>> Begin Available data

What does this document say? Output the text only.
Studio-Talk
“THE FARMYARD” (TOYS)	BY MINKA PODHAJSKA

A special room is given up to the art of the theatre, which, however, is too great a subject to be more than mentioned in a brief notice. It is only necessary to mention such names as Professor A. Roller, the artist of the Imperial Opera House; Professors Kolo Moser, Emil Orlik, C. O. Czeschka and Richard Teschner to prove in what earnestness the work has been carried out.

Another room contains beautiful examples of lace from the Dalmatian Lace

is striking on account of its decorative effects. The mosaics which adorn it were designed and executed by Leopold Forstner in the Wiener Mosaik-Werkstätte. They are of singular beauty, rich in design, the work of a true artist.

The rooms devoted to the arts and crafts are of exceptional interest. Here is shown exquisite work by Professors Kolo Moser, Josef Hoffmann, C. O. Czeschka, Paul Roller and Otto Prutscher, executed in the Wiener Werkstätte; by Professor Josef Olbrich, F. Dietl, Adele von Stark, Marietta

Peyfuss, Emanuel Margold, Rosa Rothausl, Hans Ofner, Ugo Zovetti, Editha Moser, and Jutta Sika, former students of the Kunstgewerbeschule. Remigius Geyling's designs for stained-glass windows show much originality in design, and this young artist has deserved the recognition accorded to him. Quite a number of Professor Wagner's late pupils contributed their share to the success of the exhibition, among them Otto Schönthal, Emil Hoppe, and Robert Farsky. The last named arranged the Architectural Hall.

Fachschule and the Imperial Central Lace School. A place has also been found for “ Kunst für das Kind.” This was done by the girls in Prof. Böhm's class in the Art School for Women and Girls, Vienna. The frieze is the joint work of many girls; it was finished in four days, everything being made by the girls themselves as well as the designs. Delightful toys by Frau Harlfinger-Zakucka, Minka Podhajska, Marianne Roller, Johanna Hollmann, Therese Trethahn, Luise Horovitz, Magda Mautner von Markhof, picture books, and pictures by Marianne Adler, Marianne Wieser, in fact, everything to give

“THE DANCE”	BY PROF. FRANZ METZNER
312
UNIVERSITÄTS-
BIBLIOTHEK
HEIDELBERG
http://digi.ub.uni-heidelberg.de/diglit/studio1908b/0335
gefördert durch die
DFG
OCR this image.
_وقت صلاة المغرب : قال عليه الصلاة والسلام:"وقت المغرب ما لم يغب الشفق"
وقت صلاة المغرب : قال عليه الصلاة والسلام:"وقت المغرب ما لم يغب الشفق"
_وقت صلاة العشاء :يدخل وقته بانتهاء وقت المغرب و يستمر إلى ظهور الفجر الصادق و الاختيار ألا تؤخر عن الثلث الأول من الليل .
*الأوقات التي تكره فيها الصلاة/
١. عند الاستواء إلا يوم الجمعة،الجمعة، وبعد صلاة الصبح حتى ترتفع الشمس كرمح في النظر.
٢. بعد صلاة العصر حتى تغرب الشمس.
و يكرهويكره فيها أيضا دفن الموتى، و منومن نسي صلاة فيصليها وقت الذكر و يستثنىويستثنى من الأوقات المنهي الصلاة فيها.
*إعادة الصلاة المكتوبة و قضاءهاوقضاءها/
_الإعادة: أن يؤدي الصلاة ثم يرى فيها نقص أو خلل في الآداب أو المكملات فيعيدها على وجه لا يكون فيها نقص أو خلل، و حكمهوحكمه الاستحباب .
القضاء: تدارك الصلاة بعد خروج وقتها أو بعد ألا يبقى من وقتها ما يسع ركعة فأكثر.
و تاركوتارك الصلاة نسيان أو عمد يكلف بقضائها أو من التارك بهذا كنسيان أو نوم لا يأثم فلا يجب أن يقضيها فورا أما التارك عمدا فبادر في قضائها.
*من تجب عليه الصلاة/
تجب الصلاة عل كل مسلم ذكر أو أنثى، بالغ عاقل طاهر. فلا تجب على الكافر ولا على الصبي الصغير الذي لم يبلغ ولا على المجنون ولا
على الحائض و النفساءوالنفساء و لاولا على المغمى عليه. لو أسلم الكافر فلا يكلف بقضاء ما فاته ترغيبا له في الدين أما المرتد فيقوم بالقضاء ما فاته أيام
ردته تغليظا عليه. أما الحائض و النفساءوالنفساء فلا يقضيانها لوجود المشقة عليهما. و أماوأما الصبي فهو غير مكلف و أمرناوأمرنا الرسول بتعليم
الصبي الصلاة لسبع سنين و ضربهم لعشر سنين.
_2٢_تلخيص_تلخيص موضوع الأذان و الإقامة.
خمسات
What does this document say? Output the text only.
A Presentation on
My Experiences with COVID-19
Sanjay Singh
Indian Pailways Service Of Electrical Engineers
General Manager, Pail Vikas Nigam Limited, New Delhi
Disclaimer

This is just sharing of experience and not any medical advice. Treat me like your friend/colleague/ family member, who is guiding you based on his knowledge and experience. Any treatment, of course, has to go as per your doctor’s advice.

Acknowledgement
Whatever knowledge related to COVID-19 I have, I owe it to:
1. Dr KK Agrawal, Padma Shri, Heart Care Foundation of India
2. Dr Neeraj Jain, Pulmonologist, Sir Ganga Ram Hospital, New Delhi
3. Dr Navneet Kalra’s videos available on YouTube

>> End Available data

Go through the entries above and count the lines containing the word "الأوقات"; give only that count.

2